Element box records:
________________________________________

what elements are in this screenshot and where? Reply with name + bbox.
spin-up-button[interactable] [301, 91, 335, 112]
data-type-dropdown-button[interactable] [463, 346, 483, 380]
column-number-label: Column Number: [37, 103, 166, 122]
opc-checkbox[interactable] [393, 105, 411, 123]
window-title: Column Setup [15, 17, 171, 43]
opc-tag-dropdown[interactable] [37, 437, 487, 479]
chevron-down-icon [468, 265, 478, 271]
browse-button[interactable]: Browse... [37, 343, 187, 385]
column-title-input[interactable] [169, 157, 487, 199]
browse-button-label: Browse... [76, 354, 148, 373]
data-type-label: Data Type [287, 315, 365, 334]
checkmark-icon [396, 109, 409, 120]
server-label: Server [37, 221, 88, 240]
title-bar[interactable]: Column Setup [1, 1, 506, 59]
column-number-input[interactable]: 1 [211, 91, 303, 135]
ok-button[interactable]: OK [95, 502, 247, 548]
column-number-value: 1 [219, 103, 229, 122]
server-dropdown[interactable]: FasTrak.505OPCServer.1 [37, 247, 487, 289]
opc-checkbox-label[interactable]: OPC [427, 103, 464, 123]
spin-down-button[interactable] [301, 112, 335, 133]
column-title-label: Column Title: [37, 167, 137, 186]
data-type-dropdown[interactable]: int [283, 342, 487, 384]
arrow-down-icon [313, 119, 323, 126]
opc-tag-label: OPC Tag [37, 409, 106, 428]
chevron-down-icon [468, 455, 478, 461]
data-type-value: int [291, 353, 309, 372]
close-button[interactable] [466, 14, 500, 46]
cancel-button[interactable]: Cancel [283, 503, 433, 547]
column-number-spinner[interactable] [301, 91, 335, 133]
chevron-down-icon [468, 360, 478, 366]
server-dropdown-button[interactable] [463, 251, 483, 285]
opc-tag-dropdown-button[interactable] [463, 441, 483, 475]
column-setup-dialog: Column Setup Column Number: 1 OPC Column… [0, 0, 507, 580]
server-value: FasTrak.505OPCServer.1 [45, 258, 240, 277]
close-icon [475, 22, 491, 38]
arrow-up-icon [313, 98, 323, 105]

________________________________________

• [Task brief]: Render every line of the records above as a numbered list, omitting any blank lines.

• [Right answer]:
1. what elements are in this screenshot and where? Reply with name + bbox.
2. spin-up-button[interactable] [301, 91, 335, 112]
3. data-type-dropdown-button[interactable] [463, 346, 483, 380]
4. column-number-label: Column Number: [37, 103, 166, 122]
5. opc-checkbox[interactable] [393, 105, 411, 123]
6. window-title: Column Setup [15, 17, 171, 43]
7. opc-tag-dropdown[interactable] [37, 437, 487, 479]
8. chevron-down-icon [468, 265, 478, 271]
9. browse-button[interactable]: Browse... [37, 343, 187, 385]
10. column-title-input[interactable] [169, 157, 487, 199]
11. browse-button-label: Browse... [76, 354, 148, 373]
12. data-type-label: Data Type [287, 315, 365, 334]
13. checkmark-icon [396, 109, 409, 120]
14. server-label: Server [37, 221, 88, 240]
15. title-bar[interactable]: Column Setup [1, 1, 506, 59]
16. column-number-input[interactable]: 1 [211, 91, 303, 135]
17. ok-button[interactable]: OK [95, 502, 247, 548]
18. column-number-value: 1 [219, 103, 229, 122]
19. server-dropdown[interactable]: FasTrak.505OPCServer.1 [37, 247, 487, 289]
20. opc-checkbox-label[interactable]: OPC [427, 103, 464, 123]
21. spin-down-button[interactable] [301, 112, 335, 133]
22. column-title-label: Column Title: [37, 167, 137, 186]
23. data-type-dropdown[interactable]: int [283, 342, 487, 384]
24. arrow-down-icon [313, 119, 323, 126]
25. opc-tag-label: OPC Tag [37, 409, 106, 428]
26. chevron-down-icon [468, 455, 478, 461]
27. data-type-value: int [291, 353, 309, 372]
28. close-button[interactable] [466, 14, 500, 46]
29. cancel-button[interactable]: Cancel [283, 503, 433, 547]
30. column-number-spinner[interactable] [301, 91, 335, 133]
31. chevron-down-icon [468, 360, 478, 366]
32. server-dropdown-button[interactable] [463, 251, 483, 285]
33. opc-tag-dropdown-button[interactable] [463, 441, 483, 475]
34. column-setup-dialog: Column Setup Column Number: 1 OPC Column… [0, 0, 507, 580]
35. server-value: FasTrak.505OPCServer.1 [45, 258, 240, 277]
36. close-icon [475, 22, 491, 38]
37. arrow-up-icon [313, 98, 323, 105]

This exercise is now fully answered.